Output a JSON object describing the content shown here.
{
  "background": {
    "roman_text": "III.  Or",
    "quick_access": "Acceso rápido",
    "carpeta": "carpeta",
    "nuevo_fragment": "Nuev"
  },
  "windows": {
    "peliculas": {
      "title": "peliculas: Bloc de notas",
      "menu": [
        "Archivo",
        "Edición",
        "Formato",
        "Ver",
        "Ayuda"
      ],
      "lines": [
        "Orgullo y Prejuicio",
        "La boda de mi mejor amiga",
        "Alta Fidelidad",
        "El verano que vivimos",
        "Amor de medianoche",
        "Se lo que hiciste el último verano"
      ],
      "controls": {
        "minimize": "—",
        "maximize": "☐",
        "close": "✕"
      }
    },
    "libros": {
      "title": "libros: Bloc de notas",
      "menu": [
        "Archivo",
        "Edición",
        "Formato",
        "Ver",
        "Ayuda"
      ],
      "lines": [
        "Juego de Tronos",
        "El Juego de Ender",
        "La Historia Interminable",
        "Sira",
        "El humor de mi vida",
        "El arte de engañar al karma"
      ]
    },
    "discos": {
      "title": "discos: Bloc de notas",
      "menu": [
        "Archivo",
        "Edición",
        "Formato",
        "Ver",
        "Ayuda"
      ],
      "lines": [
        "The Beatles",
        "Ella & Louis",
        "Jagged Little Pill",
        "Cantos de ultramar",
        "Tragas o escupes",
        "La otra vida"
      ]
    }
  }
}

[Work to complete] Please restate the whole listing word for word.

[Written reply]
Output a JSON object describing the content shown here.
{
  "background": {
    "roman_text": "III.  Or",
    "quick_access": "Acceso rápido",
    "carpeta": "carpeta",
    "nuevo_fragment": "Nuev"
  },
  "windows": {
    "peliculas": {
      "title": "peliculas: Bloc de notas",
      "menu": [
        "Archivo",
        "Edición",
        "Formato",
        "Ver",
        "Ayuda"
      ],
      "lines": [
        "Orgullo y Prejuicio",
        "La boda de mi mejor amiga",
        "Alta Fidelidad",
        "El verano que vivimos",
        "Amor de medianoche",
        "Se lo que hiciste el último verano"
      ],
      "controls": {
        "minimize": "—",
        "maximize": "☐",
        "close": "✕"
      }
    },
    "libros": {
      "title": "libros: Bloc de notas",
      "menu": [
        "Archivo",
        "Edición",
        "Formato",
        "Ver",
        "Ayuda"
      ],
      "lines": [
        "Juego de Tronos",
        "El Juego de Ender",
        "La Historia Interminable",
        "Sira",
        "El humor de mi vida",
        "El arte de engañar al karma"
      ]
    },
    "discos": {
      "title": "discos: Bloc de notas",
      "menu": [
        "Archivo",
        "Edición",
        "Formato",
        "Ver",
        "Ayuda"
      ],
      "lines": [
        "The Beatles",
        "Ella & Louis",
        "Jagged Little Pill",
        "Cantos de ultramar",
        "Tragas o escupes",
        "La otra vida"
      ]
    }
  }
}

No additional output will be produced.